## What is asked
Reproduce the material exactly, omitting nothing.

** START OF Source records **

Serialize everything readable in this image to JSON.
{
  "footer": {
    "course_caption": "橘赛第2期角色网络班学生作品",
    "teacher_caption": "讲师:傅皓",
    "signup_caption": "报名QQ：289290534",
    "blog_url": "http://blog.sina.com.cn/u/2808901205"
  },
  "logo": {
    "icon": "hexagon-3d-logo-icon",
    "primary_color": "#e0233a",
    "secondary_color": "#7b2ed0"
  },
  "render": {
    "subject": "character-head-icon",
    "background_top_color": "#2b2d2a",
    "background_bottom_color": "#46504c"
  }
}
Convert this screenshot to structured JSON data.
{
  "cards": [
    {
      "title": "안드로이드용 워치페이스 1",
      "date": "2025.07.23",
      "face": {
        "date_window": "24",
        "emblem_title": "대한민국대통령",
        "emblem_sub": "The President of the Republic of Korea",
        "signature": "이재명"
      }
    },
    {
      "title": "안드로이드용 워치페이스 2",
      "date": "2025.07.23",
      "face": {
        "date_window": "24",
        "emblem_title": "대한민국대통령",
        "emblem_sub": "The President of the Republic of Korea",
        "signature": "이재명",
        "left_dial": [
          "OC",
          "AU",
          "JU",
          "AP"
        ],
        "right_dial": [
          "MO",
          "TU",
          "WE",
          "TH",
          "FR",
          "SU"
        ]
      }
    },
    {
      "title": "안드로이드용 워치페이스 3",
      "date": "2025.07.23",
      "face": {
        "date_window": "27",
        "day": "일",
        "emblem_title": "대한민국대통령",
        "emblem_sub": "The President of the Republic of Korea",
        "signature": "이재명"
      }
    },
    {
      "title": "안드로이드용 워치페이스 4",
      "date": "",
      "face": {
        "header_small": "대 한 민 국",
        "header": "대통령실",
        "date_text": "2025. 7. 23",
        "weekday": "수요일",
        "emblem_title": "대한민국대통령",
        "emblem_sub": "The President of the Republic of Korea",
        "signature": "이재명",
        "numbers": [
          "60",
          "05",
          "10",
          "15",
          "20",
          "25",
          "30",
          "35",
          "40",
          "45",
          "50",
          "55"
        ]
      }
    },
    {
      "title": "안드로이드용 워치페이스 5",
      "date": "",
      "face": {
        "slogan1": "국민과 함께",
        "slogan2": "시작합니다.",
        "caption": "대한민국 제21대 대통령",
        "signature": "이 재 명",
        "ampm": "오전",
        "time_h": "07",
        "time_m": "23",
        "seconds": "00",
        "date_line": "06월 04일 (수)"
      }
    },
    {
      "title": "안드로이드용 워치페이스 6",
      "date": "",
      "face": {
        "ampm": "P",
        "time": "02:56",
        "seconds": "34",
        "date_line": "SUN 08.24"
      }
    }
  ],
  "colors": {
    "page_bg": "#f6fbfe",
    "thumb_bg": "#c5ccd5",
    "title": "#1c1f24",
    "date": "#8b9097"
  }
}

** END OF Source records **

## Output of the exercise
Serialize everything readable in this image to JSON.
{
  "footer": {
    "course_caption": "橘赛第2期角色网络班学生作品",
    "teacher_caption": "讲师:傅皓",
    "signup_caption": "报名QQ：289290534",
    "blog_url": "http://blog.sina.com.cn/u/2808901205"
  },
  "logo": {
    "icon": "hexagon-3d-logo-icon",
    "primary_color": "#e0233a",
    "secondary_color": "#7b2ed0"
  },
  "render": {
    "subject": "character-head-icon",
    "background_top_color": "#2b2d2a",
    "background_bottom_color": "#46504c"
  }
}
Convert this screenshot to structured JSON data.
{
  "cards": [
    {
      "title": "안드로이드용 워치페이스 1",
      "date": "2025.07.23",
      "face": {
        "date_window": "24",
        "emblem_title": "대한민국대통령",
        "emblem_sub": "The President of the Republic of Korea",
        "signature": "이재명"
      }
    },
    {
      "title": "안드로이드용 워치페이스 2",
      "date": "2025.07.23",
      "face": {
        "date_window": "24",
        "emblem_title": "대한민국대통령",
        "emblem_sub": "The President of the Republic of Korea",
        "signature": "이재명",
        "left_dial": [
          "OC",
          "AU",
          "JU",
          "AP"
        ],
        "right_dial": [
          "MO",
          "TU",
          "WE",
          "TH",
          "FR",
          "SU"
        ]
      }
    },
    {
      "title": "안드로이드용 워치페이스 3",
      "date": "2025.07.23",
      "face": {
        "date_window": "27",
        "day": "일",
        "emblem_title": "대한민국대통령",
        "emblem_sub": "The President of the Republic of Korea",
        "signature": "이재명"
      }
    },
    {
      "title": "안드로이드용 워치페이스 4",
      "date": "",
      "face": {
        "header_small": "대 한 민 국",
        "header": "대통령실",
        "date_text": "2025. 7. 23",
        "weekday": "수요일",
        "emblem_title": "대한민국대통령",
        "emblem_sub": "The President of the Republic of Korea",
        "signature": "이재명",
        "numbers": [
          "60",
          "05",
          "10",
          "15",
          "20",
          "25",
          "30",
          "35",
          "40",
          "45",
          "50",
          "55"
        ]
      }
    },
    {
      "title": "안드로이드용 워치페이스 5",
      "date": "",
      "face": {
        "slogan1": "국민과 함께",
        "slogan2": "시작합니다.",
        "caption": "대한민국 제21대 대통령",
        "signature": "이 재 명",
        "ampm": "오전",
        "time_h": "07",
        "time_m": "23",
        "seconds": "00",
        "date_line": "06월 04일 (수)"
      }
    },
    {
      "title": "안드로이드용 워치페이스 6",
      "date": "",
      "face": {
        "ampm": "P",
        "time": "02:56",
        "seconds": "34",
        "date_line": "SUN 08.24"
      }
    }
  ],
  "colors": {
    "page_bg": "#f6fbfe",
    "thumb_bg": "#c5ccd5",
    "title": "#1c1f24",
    "date": "#8b9097"
  }
}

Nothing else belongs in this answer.